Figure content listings
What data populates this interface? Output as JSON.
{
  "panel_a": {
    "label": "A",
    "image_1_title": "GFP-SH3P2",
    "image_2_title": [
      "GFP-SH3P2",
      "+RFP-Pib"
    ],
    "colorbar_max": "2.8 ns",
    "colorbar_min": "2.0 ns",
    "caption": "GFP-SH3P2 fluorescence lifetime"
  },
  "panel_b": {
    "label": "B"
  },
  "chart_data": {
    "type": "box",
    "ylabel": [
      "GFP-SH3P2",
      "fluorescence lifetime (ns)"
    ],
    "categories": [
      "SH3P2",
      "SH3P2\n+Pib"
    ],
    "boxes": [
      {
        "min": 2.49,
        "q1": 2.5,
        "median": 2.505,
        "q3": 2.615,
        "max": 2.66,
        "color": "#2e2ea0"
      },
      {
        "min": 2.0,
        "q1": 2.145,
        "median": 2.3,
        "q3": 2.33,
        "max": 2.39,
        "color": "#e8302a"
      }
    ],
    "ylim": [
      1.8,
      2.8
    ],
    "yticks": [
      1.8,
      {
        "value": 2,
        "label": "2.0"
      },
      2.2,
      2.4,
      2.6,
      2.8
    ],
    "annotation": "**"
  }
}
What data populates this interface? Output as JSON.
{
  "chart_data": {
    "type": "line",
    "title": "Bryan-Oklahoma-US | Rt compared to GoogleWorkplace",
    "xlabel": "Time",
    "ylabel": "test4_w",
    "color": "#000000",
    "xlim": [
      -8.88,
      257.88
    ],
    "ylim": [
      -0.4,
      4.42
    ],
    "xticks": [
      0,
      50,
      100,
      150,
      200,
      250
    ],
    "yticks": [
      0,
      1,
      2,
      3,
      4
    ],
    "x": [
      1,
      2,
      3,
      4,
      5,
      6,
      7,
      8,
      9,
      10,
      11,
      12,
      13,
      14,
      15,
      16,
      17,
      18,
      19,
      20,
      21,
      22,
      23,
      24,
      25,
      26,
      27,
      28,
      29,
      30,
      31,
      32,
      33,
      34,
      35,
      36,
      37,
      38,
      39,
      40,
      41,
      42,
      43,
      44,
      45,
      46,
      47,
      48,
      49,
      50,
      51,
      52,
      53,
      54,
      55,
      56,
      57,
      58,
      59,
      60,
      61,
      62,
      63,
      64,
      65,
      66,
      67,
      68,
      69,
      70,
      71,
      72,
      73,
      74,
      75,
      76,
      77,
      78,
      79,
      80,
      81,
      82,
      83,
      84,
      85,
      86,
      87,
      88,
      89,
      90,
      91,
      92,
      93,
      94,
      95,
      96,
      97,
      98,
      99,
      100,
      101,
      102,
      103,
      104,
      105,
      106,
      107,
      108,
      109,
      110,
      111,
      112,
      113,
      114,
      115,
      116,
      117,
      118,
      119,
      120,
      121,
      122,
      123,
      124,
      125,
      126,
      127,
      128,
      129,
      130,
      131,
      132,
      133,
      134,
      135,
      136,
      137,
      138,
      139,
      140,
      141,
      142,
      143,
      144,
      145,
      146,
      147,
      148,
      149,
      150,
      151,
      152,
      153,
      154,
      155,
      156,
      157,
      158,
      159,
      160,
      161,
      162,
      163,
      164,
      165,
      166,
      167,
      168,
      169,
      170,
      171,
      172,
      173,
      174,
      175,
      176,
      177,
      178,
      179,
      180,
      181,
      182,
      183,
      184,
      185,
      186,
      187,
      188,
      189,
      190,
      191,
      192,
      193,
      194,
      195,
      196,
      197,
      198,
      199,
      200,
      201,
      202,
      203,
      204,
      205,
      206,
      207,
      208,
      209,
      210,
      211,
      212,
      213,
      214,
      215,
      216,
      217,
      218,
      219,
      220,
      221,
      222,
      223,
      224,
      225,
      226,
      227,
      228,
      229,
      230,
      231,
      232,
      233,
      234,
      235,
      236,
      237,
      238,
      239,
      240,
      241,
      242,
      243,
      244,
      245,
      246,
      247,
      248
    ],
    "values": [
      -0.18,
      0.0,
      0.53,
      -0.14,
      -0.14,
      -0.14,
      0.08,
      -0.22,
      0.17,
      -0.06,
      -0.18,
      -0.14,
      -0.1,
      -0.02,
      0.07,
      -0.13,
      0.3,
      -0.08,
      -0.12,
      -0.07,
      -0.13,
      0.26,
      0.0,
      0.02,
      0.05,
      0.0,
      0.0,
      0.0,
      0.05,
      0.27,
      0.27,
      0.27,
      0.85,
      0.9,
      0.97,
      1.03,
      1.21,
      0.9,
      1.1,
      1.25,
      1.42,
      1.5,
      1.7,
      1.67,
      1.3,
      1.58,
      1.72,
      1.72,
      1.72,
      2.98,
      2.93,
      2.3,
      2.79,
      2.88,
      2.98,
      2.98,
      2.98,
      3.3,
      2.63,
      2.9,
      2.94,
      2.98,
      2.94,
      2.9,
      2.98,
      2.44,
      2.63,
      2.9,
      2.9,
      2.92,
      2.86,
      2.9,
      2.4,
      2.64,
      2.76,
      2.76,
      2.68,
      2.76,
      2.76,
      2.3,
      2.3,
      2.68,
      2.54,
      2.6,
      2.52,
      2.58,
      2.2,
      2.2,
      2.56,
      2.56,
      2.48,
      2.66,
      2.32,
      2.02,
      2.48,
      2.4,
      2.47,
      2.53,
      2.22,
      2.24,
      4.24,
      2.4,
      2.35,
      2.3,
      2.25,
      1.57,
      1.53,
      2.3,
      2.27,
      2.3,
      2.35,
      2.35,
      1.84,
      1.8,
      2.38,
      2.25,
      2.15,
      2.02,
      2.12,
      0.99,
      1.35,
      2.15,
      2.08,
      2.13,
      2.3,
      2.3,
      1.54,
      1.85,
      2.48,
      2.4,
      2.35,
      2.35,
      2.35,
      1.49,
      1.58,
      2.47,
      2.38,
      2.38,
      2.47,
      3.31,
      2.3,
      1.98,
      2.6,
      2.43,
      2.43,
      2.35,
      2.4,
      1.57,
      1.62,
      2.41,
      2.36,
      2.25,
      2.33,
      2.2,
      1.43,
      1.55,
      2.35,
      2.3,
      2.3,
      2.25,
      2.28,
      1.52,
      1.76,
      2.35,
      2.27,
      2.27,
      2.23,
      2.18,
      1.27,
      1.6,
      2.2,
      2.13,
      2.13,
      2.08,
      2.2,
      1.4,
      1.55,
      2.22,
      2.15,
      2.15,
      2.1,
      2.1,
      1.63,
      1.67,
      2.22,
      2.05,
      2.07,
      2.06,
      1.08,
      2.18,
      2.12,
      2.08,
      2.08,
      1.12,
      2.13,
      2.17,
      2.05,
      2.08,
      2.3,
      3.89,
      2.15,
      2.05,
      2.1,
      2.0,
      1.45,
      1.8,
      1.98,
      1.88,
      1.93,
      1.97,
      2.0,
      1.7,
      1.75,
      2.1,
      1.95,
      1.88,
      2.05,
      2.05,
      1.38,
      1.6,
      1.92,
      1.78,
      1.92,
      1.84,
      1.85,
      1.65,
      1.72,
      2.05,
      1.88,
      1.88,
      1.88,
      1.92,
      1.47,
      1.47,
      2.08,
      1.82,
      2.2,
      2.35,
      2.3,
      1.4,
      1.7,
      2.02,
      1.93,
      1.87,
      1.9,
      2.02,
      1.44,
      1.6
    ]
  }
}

### Written problem:
Repeat every line of the records above exactly.

### Complete answer:
What data populates this interface? Output as JSON.
{
  "panel_a": {
    "label": "A",
    "image_1_title": "GFP-SH3P2",
    "image_2_title": [
      "GFP-SH3P2",
      "+RFP-Pib"
    ],
    "colorbar_max": "2.8 ns",
    "colorbar_min": "2.0 ns",
    "caption": "GFP-SH3P2 fluorescence lifetime"
  },
  "panel_b": {
    "label": "B"
  },
  "chart_data": {
    "type": "box",
    "ylabel": [
      "GFP-SH3P2",
      "fluorescence lifetime (ns)"
    ],
    "categories": [
      "SH3P2",
      "SH3P2\n+Pib"
    ],
    "boxes": [
      {
        "min": 2.49,
        "q1": 2.5,
        "median": 2.505,
        "q3": 2.615,
        "max": 2.66,
        "color": "#2e2ea0"
      },
      {
        "min": 2.0,
        "q1": 2.145,
        "median": 2.3,
        "q3": 2.33,
        "max": 2.39,
        "color": "#e8302a"
      }
    ],
    "ylim": [
      1.8,
      2.8
    ],
    "yticks": [
      1.8,
      {
        "value": 2,
        "label": "2.0"
      },
      2.2,
      2.4,
      2.6,
      2.8
    ],
    "annotation": "**"
  }
}
What data populates this interface? Output as JSON.
{
  "chart_data": {
    "type": "line",
    "title": "Bryan-Oklahoma-US | Rt compared to GoogleWorkplace",
    "xlabel": "Time",
    "ylabel": "test4_w",
    "color": "#000000",
    "xlim": [
      -8.88,
      257.88
    ],
    "ylim": [
      -0.4,
      4.42
    ],
    "xticks": [
      0,
      50,
      100,
      150,
      200,
      250
    ],
    "yticks": [
      0,
      1,
      2,
      3,
      4
    ],
    "x": [
      1,
      2,
      3,
      4,
      5,
      6,
      7,
      8,
      9,
      10,
      11,
      12,
      13,
      14,
      15,
      16,
      17,
      18,
      19,
      20,
      21,
      22,
      23,
      24,
      25,
      26,
      27,
      28,
      29,
      30,
      31,
      32,
      33,
      34,
      35,
      36,
      37,
      38,
      39,
      40,
      41,
      42,
      43,
      44,
      45,
      46,
      47,
      48,
      49,
      50,
      51,
      52,
      53,
      54,
      55,
      56,
      57,
      58,
      59,
      60,
      61,
      62,
      63,
      64,
      65,
      66,
      67,
      68,
      69,
      70,
      71,
      72,
      73,
      74,
      75,
      76,
      77,
      78,
      79,
      80,
      81,
      82,
      83,
      84,
      85,
      86,
      87,
      88,
      89,
      90,
      91,
      92,
      93,
      94,
      95,
      96,
      97,
      98,
      99,
      100,
      101,
      102,
      103,
      104,
      105,
      106,
      107,
      108,
      109,
      110,
      111,
      112,
      113,
      114,
      115,
      116,
      117,
      118,
      119,
      120,
      121,
      122,
      123,
      124,
      125,
      126,
      127,
      128,
      129,
      130,
      131,
      132,
      133,
      134,
      135,
      136,
      137,
      138,
      139,
      140,
      141,
      142,
      143,
      144,
      145,
      146,
      147,
      148,
      149,
      150,
      151,
      152,
      153,
      154,
      155,
      156,
      157,
      158,
      159,
      160,
      161,
      162,
      163,
      164,
      165,
      166,
      167,
      168,
      169,
      170,
      171,
      172,
      173,
      174,
      175,
      176,
      177,
      178,
      179,
      180,
      181,
      182,
      183,
      184,
      185,
      186,
      187,
      188,
      189,
      190,
      191,
      192,
      193,
      194,
      195,
      196,
      197,
      198,
      199,
      200,
      201,
      202,
      203,
      204,
      205,
      206,
      207,
      208,
      209,
      210,
      211,
      212,
      213,
      214,
      215,
      216,
      217,
      218,
      219,
      220,
      221,
      222,
      223,
      224,
      225,
      226,
      227,
      228,
      229,
      230,
      231,
      232,
      233,
      234,
      235,
      236,
      237,
      238,
      239,
      240,
      241,
      242,
      243,
      244,
      245,
      246,
      247,
      248
    ],
    "values": [
      -0.18,
      0.0,
      0.53,
      -0.14,
      -0.14,
      -0.14,
      0.08,
      -0.22,
      0.17,
      -0.06,
      -0.18,
      -0.14,
      -0.1,
      -0.02,
      0.07,
      -0.13,
      0.3,
      -0.08,
      -0.12,
      -0.07,
      -0.13,
      0.26,
      0.0,
      0.02,
      0.05,
      0.0,
      0.0,
      0.0,
      0.05,
      0.27,
      0.27,
      0.27,
      0.85,
      0.9,
      0.97,
      1.03,
      1.21,
      0.9,
      1.1,
      1.25,
      1.42,
      1.5,
      1.7,
      1.67,
      1.3,
      1.58,
      1.72,
      1.72,
      1.72,
      2.98,
      2.93,
      2.3,
      2.79,
      2.88,
      2.98,
      2.98,
      2.98,
      3.3,
      2.63,
      2.9,
      2.94,
      2.98,
      2.94,
      2.9,
      2.98,
      2.44,
      2.63,
      2.9,
      2.9,
      2.92,
      2.86,
      2.9,
      2.4,
      2.64,
      2.76,
      2.76,
      2.68,
      2.76,
      2.76,
      2.3,
      2.3,
      2.68,
      2.54,
      2.6,
      2.52,
      2.58,
      2.2,
      2.2,
      2.56,
      2.56,
      2.48,
      2.66,
      2.32,
      2.02,
      2.48,
      2.4,
      2.47,
      2.53,
      2.22,
      2.24,
      4.24,
      2.4,
      2.35,
      2.3,
      2.25,
      1.57,
      1.53,
      2.3,
      2.27,
      2.3,
      2.35,
      2.35,
      1.84,
      1.8,
      2.38,
      2.25,
      2.15,
      2.02,
      2.12,
      0.99,
      1.35,
      2.15,
      2.08,
      2.13,
      2.3,
      2.3,
      1.54,
      1.85,
      2.48,
      2.4,
      2.35,
      2.35,
      2.35,
      1.49,
      1.58,
      2.47,
      2.38,
      2.38,
      2.47,
      3.31,
      2.3,
      1.98,
      2.6,
      2.43,
      2.43,
      2.35,
      2.4,
      1.57,
      1.62,
      2.41,
      2.36,
      2.25,
      2.33,
      2.2,
      1.43,
      1.55,
      2.35,
      2.3,
      2.3,
      2.25,
      2.28,
      1.52,
      1.76,
      2.35,
      2.27,
      2.27,
      2.23,
      2.18,
      1.27,
      1.6,
      2.2,
      2.13,
      2.13,
      2.08,
      2.2,
      1.4,
      1.55,
      2.22,
      2.15,
      2.15,
      2.1,
      2.1,
      1.63,
      1.67,
      2.22,
      2.05,
      2.07,
      2.06,
      1.08,
      2.18,
      2.12,
      2.08,
      2.08,
      1.12,
      2.13,
      2.17,
      2.05,
      2.08,
      2.3,
      3.89,
      2.15,
      2.05,
      2.1,
      2.0,
      1.45,
      1.8,
      1.98,
      1.88,
      1.93,
      1.97,
      2.0,
      1.7,
      1.75,
      2.1,
      1.95,
      1.88,
      2.05,
      2.05,
      1.38,
      1.6,
      1.92,
      1.78,
      1.92,
      1.84,
      1.85,
      1.65,
      1.72,
      2.05,
      1.88,
      1.88,
      1.88,
      1.92,
      1.47,
      1.47,
      2.08,
      1.82,
      2.2,
      2.35,
      2.3,
      1.4,
      1.7,
      2.02,
      1.93,
      1.87,
      1.9,
      2.02,
      1.44,
      1.6
    ]
  }
}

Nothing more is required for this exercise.